Word for word, copy all the data and drop the pictures.

> [Listed entries]
::::::

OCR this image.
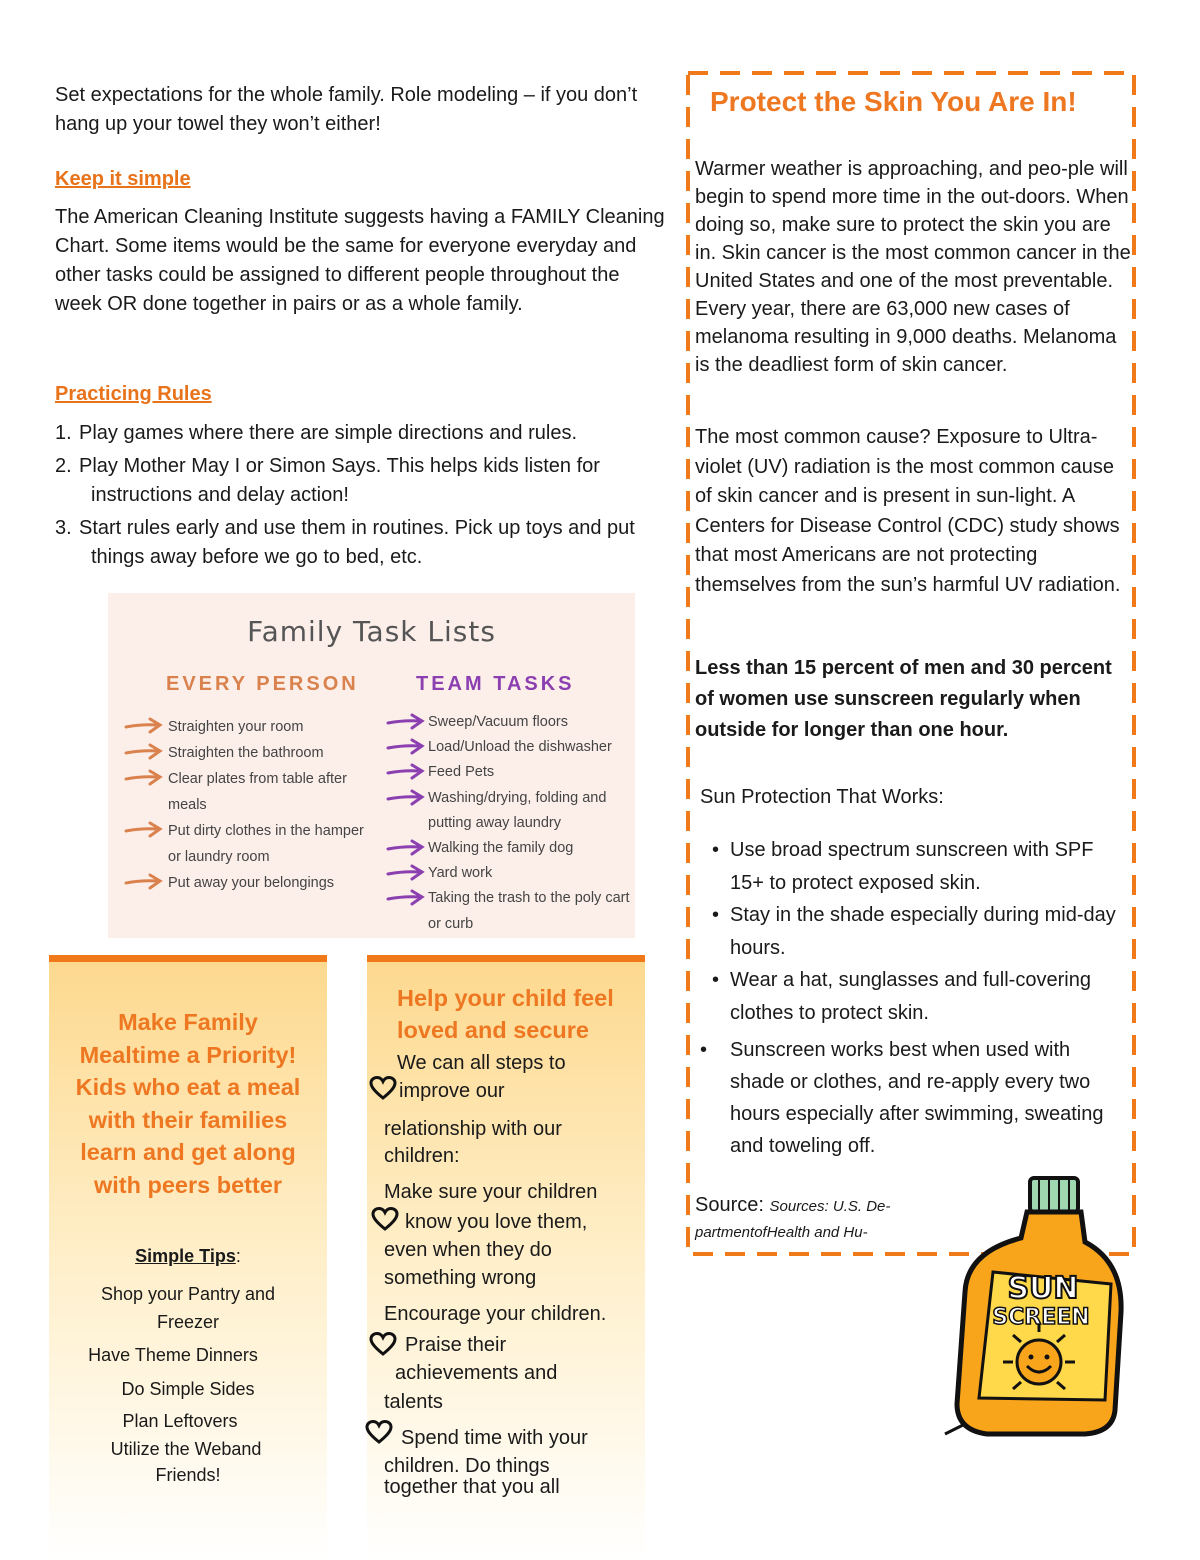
Set expectations for the whole family. Role modeling – if you don’t hang up your towel they won’t either!
Keep it simple
The American Cleaning Institute suggests having a FAMILY Cleaning Chart. Some items would be the same for everyone everyday and other tasks could be assigned to different people throughout the week OR done together in pairs or as a whole family.
Practicing Rules
1. Play games where there are simple directions and rules.
2. Play Mother May I or Simon Says. This helps kids listen for instructions and delay action!
3. Start rules early and use them in routines. Pick up toys and put things away before we go to bed, etc.
Family Task Lists
EVERY PERSON	TEAM TASKS
Straighten your room
Straighten the bathroom
Clear plates from table after meals
Put dirty clothes in the hamper or laundry room
Put away your belongings
Sweep/Vacuum floors
Load/Unload the dishwasher
Feed Pets
Washing/drying, folding and putting away laundry
Walking the family dog
Yard work
Taking the trash to the poly cart or curb
Make Family
Mealtime a Priority!
Kids who eat a meal
with their families
learn and get along
with peers better
Simple Tips:
Shop your Pantry and
Freezer
Have Theme Dinners
Do Simple Sides
Plan Leftovers
Utilize the Weband
Friends!
Help your child feel
loved and secure
We can all steps to
improve our
relationship with our
children:
Make sure your children
know you love them,
even when they do
something wrong
Encourage your children.
Praise their
achievements and
talents
Spend time with your
children. Do things
together that you all
Protect the Skin You Are In!
Warmer weather is approaching, and peo-ple will begin to spend more time in the out-doors. When doing so, make sure to protect the skin you are in. Skin cancer is the most common cancer in the United States and one of the most preventable. Every year, there are 63,000 new cases of melanoma resulting in 9,000 deaths. Melanoma is the deadliest form of skin cancer.
The most common cause? Exposure to Ultra-violet (UV) radiation is the most common cause of skin cancer and is present in sun-light. A Centers for Disease Control (CDC) study shows that most Americans are not protecting themselves from the sun’s harmful UV radiation.
Less than 15 percent of men and 30 percent of women use sunscreen regularly when outside for longer than one hour.
Sun Protection That Works:
• Use broad spectrum sunscreen with SPF 15+ to protect exposed skin.
• Stay in the shade especially during mid-day hours.
• Wear a hat, sunglasses and full-covering clothes to protect skin.
• Sunscreen works best when used with shade or clothes, and re-apply every two hours especially after swimming, sweating and toweling off.
Source: Sources: U.S. De-partmentofHealth and Hu-
SUN
SCREEN
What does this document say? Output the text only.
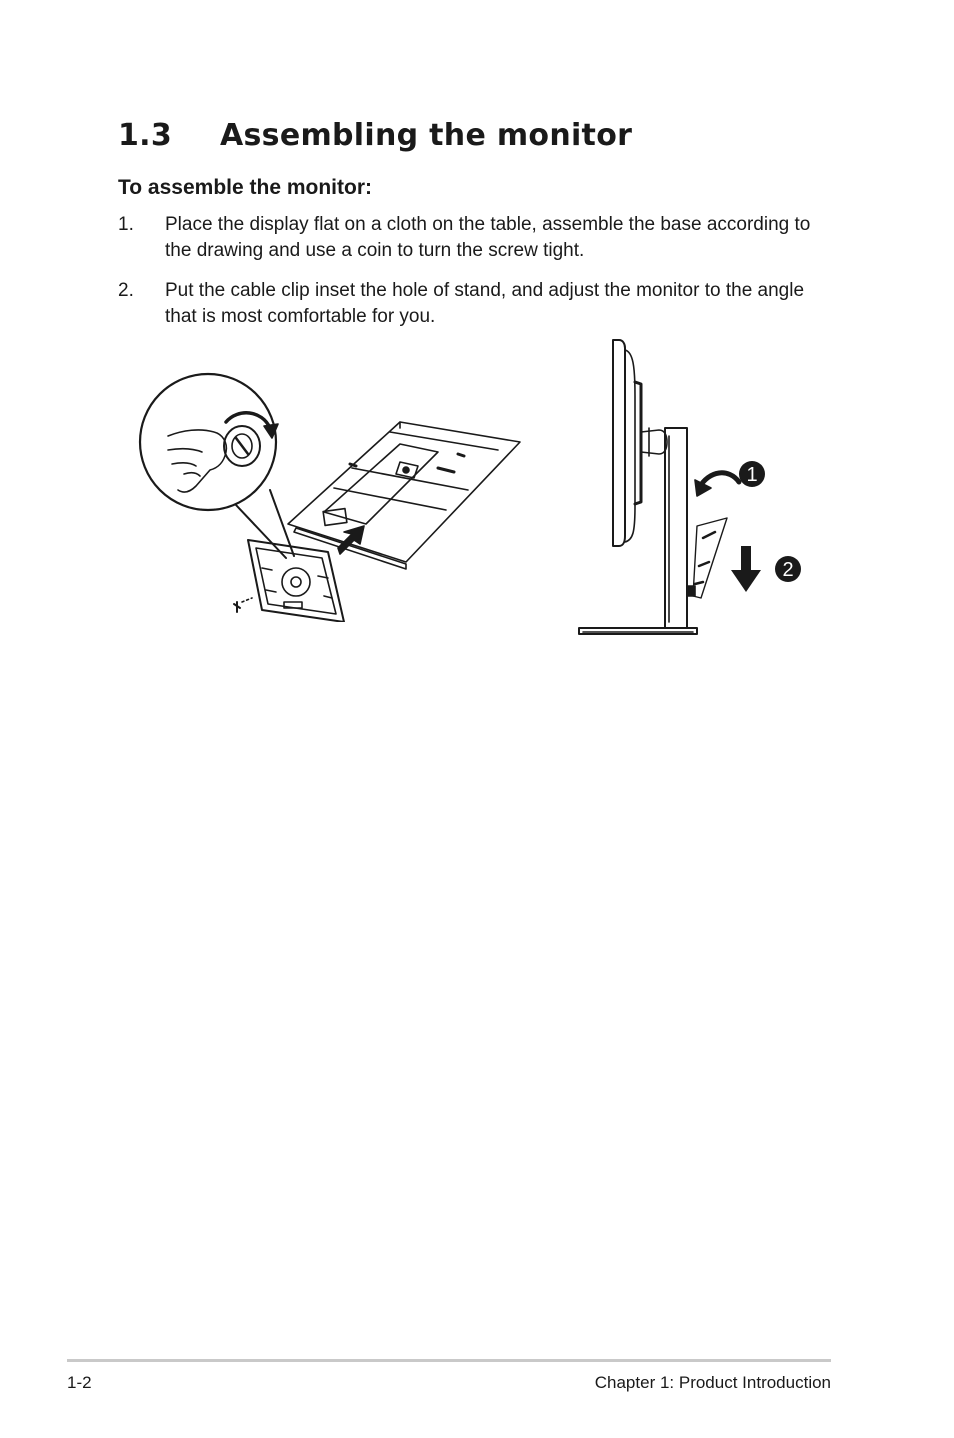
1.3 Assembling the monitor
To assemble the monitor:
1. Place the display flat on a cloth on the table, assemble the base according to the drawing and use a coin to turn the screw tight.
2. Put the cable clip inset the hole of stand, and adjust the monitor to the angle that is most comfortable for you.
1
2
1-2	Chapter 1: Product Introduction
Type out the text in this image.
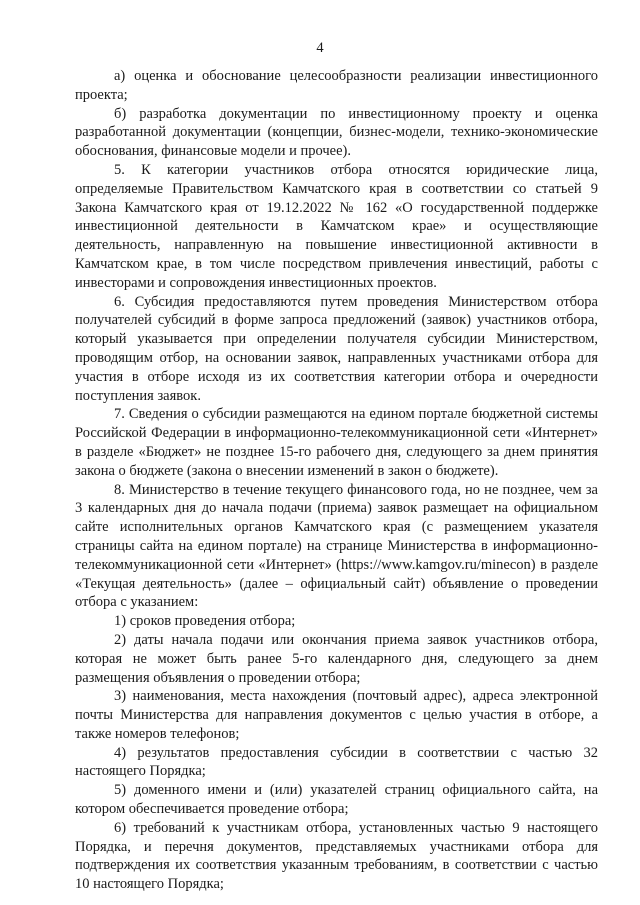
4

а) оценка и обоснование целесообразности реализации инвестиционного проекта;

б) разработка документации по инвестиционному проекту и оценка разработанной документации (концепции, бизнес-модели, технико-экономические обоснования, финансовые модели и прочее).

5. К категории участников отбора относятся юридические лица, определяемые Правительством Камчатского края в соответствии со статьей 9 Закона Камчатского края от 19.12.2022 № 162 «О государственной поддержке инвестиционной деятельности в Камчатском крае» и осуществляющие деятельность, направленную на повышение инвестиционной активности в Камчатском крае, в том числе посредством привлечения инвестиций, работы с инвесторами и сопровождения инвестиционных проектов.

6. Субсидия предоставляются путем проведения Министерством отбора получателей субсидий в форме запроса предложений (заявок) участников отбора, который указывается при определении получателя субсидии Министерством, проводящим отбор, на основании заявок, направленных участниками отбора для участия в отборе исходя из их соответствия категории отбора и очередности поступления заявок.

7. Сведения о субсидии размещаются на едином портале бюджетной системы Российской Федерации в информационно-телекоммуникационной сети «Интернет» в разделе «Бюджет» не позднее 15-го рабочего дня, следующего за днем принятия закона о бюджете (закона о внесении изменений в закон о бюджете).

8. Министерство в течение текущего финансового года, но не позднее, чем за 3 календарных дня до начала подачи (приема) заявок размещает на официальном сайте исполнительных органов Камчатского края (с размещением указателя страницы сайта на едином портале) на странице Министерства в информационно-телекоммуникационной сети «Интернет» (https://www.kamgov.ru/minecon) в разделе «Текущая деятельность» (далее – официальный сайт) объявление о проведении отбора с указанием:

1) сроков проведения отбора;

2) даты начала подачи или окончания приема заявок участников отбора, которая не может быть ранее 5-го календарного дня, следующего за днем размещения объявления о проведении отбора;

3) наименования, места нахождения (почтовый адрес), адреса электронной почты Министерства для направления документов с целью участия в отборе, а также номеров телефонов;

4) результатов предоставления субсидии в соответствии с частью 32 настоящего Порядка;

5) доменного имени и (или) указателей страниц официального сайта, на котором обеспечивается проведение отбора;

6) требований к участникам отбора, установленных частью 9 настоящего Порядка, и перечня документов, представляемых участниками отбора для подтверждения их соответствия указанным требованиям, в соответствии с частью 10 настоящего Порядка;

::::::

> [The completed task]
OCR this image.
Set expectations for the whole family. Role modeling – if you don’t hang up your towel they won’t either!
Keep it simple
The American Cleaning Institute suggests having a FAMILY Cleaning Chart. Some items would be the same for everyone everyday and other tasks could be assigned to different people throughout the week OR done together in pairs or as a whole family.
Practicing Rules
1. Play games where there are simple directions and rules.
2. Play Mother May I or Simon Says. This helps kids listen for instructions and delay action!
3. Start rules early and use them in routines. Pick up toys and put things away before we go to bed, etc.
Family Task Lists
EVERY PERSON	TEAM TASKS
Straighten your room
Straighten the bathroom
Clear plates from table after meals
Put dirty clothes in the hamper or laundry room
Put away your belongings
Sweep/Vacuum floors
Load/Unload the dishwasher
Feed Pets
Washing/drying, folding and putting away laundry
Walking the family dog
Yard work
Taking the trash to the poly cart or curb
Make Family
Mealtime a Priority!
Kids who eat a meal
with their families
learn and get along
with peers better
Simple Tips:
Shop your Pantry and
Freezer
Have Theme Dinners
Do Simple Sides
Plan Leftovers
Utilize the Weband
Friends!
Help your child feel
loved and secure
We can all steps to
improve our
relationship with our
children:
Make sure your children
know you love them,
even when they do
something wrong
Encourage your children.
Praise their
achievements and
talents
Spend time with your
children. Do things
together that you all
Protect the Skin You Are In!
Warmer weather is approaching, and peo-ple will begin to spend more time in the out-doors. When doing so, make sure to protect the skin you are in. Skin cancer is the most common cancer in the United States and one of the most preventable. Every year, there are 63,000 new cases of melanoma resulting in 9,000 deaths. Melanoma is the deadliest form of skin cancer.
The most common cause? Exposure to Ultra-violet (UV) radiation is the most common cause of skin cancer and is present in sun-light. A Centers for Disease Control (CDC) study shows that most Americans are not protecting themselves from the sun’s harmful UV radiation.
Less than 15 percent of men and 30 percent of women use sunscreen regularly when outside for longer than one hour.
Sun Protection That Works:
• Use broad spectrum sunscreen with SPF 15+ to protect exposed skin.
• Stay in the shade especially during mid-day hours.
• Wear a hat, sunglasses and full-covering clothes to protect skin.
• Sunscreen works best when used with shade or clothes, and re-apply every two hours especially after swimming, sweating and toweling off.
Source: Sources: U.S. De-partmentofHealth and Hu-
SUN
SCREEN
What does this document say? Output the text only.
1.3 Assembling the monitor
To assemble the monitor:
1. Place the display flat on a cloth on the table, assemble the base according to the drawing and use a coin to turn the screw tight.
2. Put the cable clip inset the hole of stand, and adjust the monitor to the angle that is most comfortable for you.
1
2
1-2	Chapter 1: Product Introduction
Type out the text in this image.
4

а) оценка и обоснование целесообразности реализации инвестиционного проекта;

б) разработка документации по инвестиционному проекту и оценка разработанной документации (концепции, бизнес-модели, технико-экономические обоснования, финансовые модели и прочее).

5. К категории участников отбора относятся юридические лица, определяемые Правительством Камчатского края в соответствии со статьей 9 Закона Камчатского края от 19.12.2022 № 162 «О государственной поддержке инвестиционной деятельности в Камчатском крае» и осуществляющие деятельность, направленную на повышение инвестиционной активности в Камчатском крае, в том числе посредством привлечения инвестиций, работы с инвесторами и сопровождения инвестиционных проектов.

6. Субсидия предоставляются путем проведения Министерством отбора получателей субсидий в форме запроса предложений (заявок) участников отбора, который указывается при определении получателя субсидии Министерством, проводящим отбор, на основании заявок, направленных участниками отбора для участия в отборе исходя из их соответствия категории отбора и очередности поступления заявок.

7. Сведения о субсидии размещаются на едином портале бюджетной системы Российской Федерации в информационно-телекоммуникационной сети «Интернет» в разделе «Бюджет» не позднее 15-го рабочего дня, следующего за днем принятия закона о бюджете (закона о внесении изменений в закон о бюджете).

8. Министерство в течение текущего финансового года, но не позднее, чем за 3 календарных дня до начала подачи (приема) заявок размещает на официальном сайте исполнительных органов Камчатского края (с размещением указателя страницы сайта на едином портале) на странице Министерства в информационно-телекоммуникационной сети «Интернет» (https://www.kamgov.ru/minecon) в разделе «Текущая деятельность» (далее – официальный сайт) объявление о проведении отбора с указанием:

1) сроков проведения отбора;

2) даты начала подачи или окончания приема заявок участников отбора, которая не может быть ранее 5-го календарного дня, следующего за днем размещения объявления о проведении отбора;

3) наименования, места нахождения (почтовый адрес), адреса электронной почты Министерства для направления документов с целью участия в отборе, а также номеров телефонов;

4) результатов предоставления субсидии в соответствии с частью 32 настоящего Порядка;

5) доменного имени и (или) указателей страниц официального сайта, на котором обеспечивается проведение отбора;

6) требований к участникам отбора, установленных частью 9 настоящего Порядка, и перечня документов, представляемых участниками отбора для подтверждения их соответствия указанным требованиям, в соответствии с частью 10 настоящего Порядка;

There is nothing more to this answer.